WHAT IS REQUIRED:
Can all of these lines be returned exactly?

++++

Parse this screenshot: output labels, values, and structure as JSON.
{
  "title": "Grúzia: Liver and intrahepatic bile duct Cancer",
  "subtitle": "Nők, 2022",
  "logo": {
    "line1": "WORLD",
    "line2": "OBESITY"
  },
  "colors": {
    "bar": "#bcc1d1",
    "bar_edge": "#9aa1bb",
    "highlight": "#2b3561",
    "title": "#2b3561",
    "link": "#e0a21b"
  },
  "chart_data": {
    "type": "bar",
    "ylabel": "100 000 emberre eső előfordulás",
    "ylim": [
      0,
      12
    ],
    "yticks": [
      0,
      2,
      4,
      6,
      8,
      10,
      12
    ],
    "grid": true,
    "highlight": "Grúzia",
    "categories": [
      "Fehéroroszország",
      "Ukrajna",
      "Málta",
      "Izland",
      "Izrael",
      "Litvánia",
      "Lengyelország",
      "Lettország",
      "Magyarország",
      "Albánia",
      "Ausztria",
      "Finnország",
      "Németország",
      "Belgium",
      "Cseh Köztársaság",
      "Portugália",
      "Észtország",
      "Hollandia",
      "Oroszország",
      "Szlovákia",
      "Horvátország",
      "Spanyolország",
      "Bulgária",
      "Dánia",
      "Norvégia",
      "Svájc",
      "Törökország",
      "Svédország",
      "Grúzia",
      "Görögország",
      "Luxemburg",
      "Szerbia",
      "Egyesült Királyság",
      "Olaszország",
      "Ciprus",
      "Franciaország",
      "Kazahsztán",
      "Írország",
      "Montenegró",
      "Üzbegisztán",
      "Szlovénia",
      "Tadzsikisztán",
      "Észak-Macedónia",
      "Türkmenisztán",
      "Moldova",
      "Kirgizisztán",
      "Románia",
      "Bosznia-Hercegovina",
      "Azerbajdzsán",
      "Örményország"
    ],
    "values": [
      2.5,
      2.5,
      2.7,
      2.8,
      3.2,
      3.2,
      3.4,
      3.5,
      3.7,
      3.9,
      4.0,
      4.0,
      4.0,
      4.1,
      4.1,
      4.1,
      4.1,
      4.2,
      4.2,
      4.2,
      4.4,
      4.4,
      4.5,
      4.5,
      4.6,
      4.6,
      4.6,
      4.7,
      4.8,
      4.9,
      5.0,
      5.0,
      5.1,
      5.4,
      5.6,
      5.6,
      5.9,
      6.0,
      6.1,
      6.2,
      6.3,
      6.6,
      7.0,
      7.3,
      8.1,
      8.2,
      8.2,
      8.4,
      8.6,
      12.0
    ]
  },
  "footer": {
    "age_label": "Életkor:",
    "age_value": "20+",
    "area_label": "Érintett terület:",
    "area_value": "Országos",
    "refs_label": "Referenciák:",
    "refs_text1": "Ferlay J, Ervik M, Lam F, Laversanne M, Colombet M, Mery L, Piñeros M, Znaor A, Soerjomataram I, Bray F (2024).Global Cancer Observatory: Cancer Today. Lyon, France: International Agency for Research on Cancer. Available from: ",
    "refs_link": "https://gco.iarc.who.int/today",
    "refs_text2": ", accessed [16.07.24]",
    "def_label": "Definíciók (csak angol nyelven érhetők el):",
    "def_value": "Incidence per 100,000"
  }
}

++++

RESULT OF THIS EXERCISE:
Parse this screenshot: output labels, values, and structure as JSON.
{
  "title": "Grúzia: Liver and intrahepatic bile duct Cancer",
  "subtitle": "Nők, 2022",
  "logo": {
    "line1": "WORLD",
    "line2": "OBESITY"
  },
  "colors": {
    "bar": "#bcc1d1",
    "bar_edge": "#9aa1bb",
    "highlight": "#2b3561",
    "title": "#2b3561",
    "link": "#e0a21b"
  },
  "chart_data": {
    "type": "bar",
    "ylabel": "100 000 emberre eső előfordulás",
    "ylim": [
      0,
      12
    ],
    "yticks": [
      0,
      2,
      4,
      6,
      8,
      10,
      12
    ],
    "grid": true,
    "highlight": "Grúzia",
    "categories": [
      "Fehéroroszország",
      "Ukrajna",
      "Málta",
      "Izland",
      "Izrael",
      "Litvánia",
      "Lengyelország",
      "Lettország",
      "Magyarország",
      "Albánia",
      "Ausztria",
      "Finnország",
      "Németország",
      "Belgium",
      "Cseh Köztársaság",
      "Portugália",
      "Észtország",
      "Hollandia",
      "Oroszország",
      "Szlovákia",
      "Horvátország",
      "Spanyolország",
      "Bulgária",
      "Dánia",
      "Norvégia",
      "Svájc",
      "Törökország",
      "Svédország",
      "Grúzia",
      "Görögország",
      "Luxemburg",
      "Szerbia",
      "Egyesült Királyság",
      "Olaszország",
      "Ciprus",
      "Franciaország",
      "Kazahsztán",
      "Írország",
      "Montenegró",
      "Üzbegisztán",
      "Szlovénia",
      "Tadzsikisztán",
      "Észak-Macedónia",
      "Türkmenisztán",
      "Moldova",
      "Kirgizisztán",
      "Románia",
      "Bosznia-Hercegovina",
      "Azerbajdzsán",
      "Örményország"
    ],
    "values": [
      2.5,
      2.5,
      2.7,
      2.8,
      3.2,
      3.2,
      3.4,
      3.5,
      3.7,
      3.9,
      4.0,
      4.0,
      4.0,
      4.1,
      4.1,
      4.1,
      4.1,
      4.2,
      4.2,
      4.2,
      4.4,
      4.4,
      4.5,
      4.5,
      4.6,
      4.6,
      4.6,
      4.7,
      4.8,
      4.9,
      5.0,
      5.0,
      5.1,
      5.4,
      5.6,
      5.6,
      5.9,
      6.0,
      6.1,
      6.2,
      6.3,
      6.6,
      7.0,
      7.3,
      8.1,
      8.2,
      8.2,
      8.4,
      8.6,
      12.0
    ]
  },
  "footer": {
    "age_label": "Életkor:",
    "age_value": "20+",
    "area_label": "Érintett terület:",
    "area_value": "Országos",
    "refs_label": "Referenciák:",
    "refs_text1": "Ferlay J, Ervik M, Lam F, Laversanne M, Colombet M, Mery L, Piñeros M, Znaor A, Soerjomataram I, Bray F (2024).Global Cancer Observatory: Cancer Today. Lyon, France: International Agency for Research on Cancer. Available from: ",
    "refs_link": "https://gco.iarc.who.int/today",
    "refs_text2": ", accessed [16.07.24]",
    "def_label": "Definíciók (csak angol nyelven érhetők el):",
    "def_value": "Incidence per 100,000"
  }
}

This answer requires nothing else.